BEGIN TASK INPUT

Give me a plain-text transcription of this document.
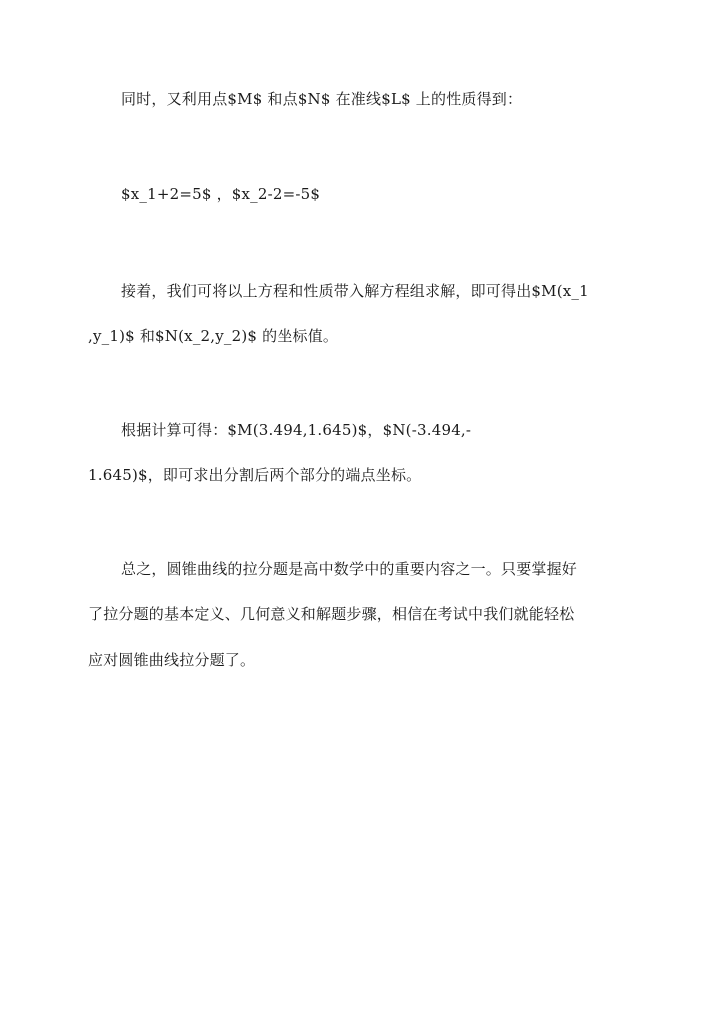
同时，又利用点$M$ 和点$N$ 在准线$L$ 上的性质得到：
$x_1+2=5$ ，$x_2-2=-5$
接着，我们可将以上方程和性质带入解方程组求解，即可得出$M(x_1
,y_1)$ 和$N(x_2,y_2)$ 的坐标值。
根据计算可得：$M(3.494,1.645)$，$N(-3.494,-
1.645)$，即可求出分割后两个部分的端点坐标。
总之，圆锥曲线的拉分题是高中数学中的重要内容之一。只要掌握好
了拉分题的基本定义、几何意义和解题步骤，相信在考试中我们就能轻松
应对圆锥曲线拉分题了。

END TASK INPUT

**JOB**. Quote each entry above verbatim and drop the pictures.

**ANSWER TO THIS TASK**.
Give me a plain-text transcription of this document.
同时，又利用点$M$ 和点$N$ 在准线$L$ 上的性质得到：
$x_1+2=5$ ，$x_2-2=-5$
接着，我们可将以上方程和性质带入解方程组求解，即可得出$M(x_1
,y_1)$ 和$N(x_2,y_2)$ 的坐标值。
根据计算可得：$M(3.494,1.645)$，$N(-3.494,-
1.645)$，即可求出分割后两个部分的端点坐标。
总之，圆锥曲线的拉分题是高中数学中的重要内容之一。只要掌握好
了拉分题的基本定义、几何意义和解题步骤，相信在考试中我们就能轻松
应对圆锥曲线拉分题了。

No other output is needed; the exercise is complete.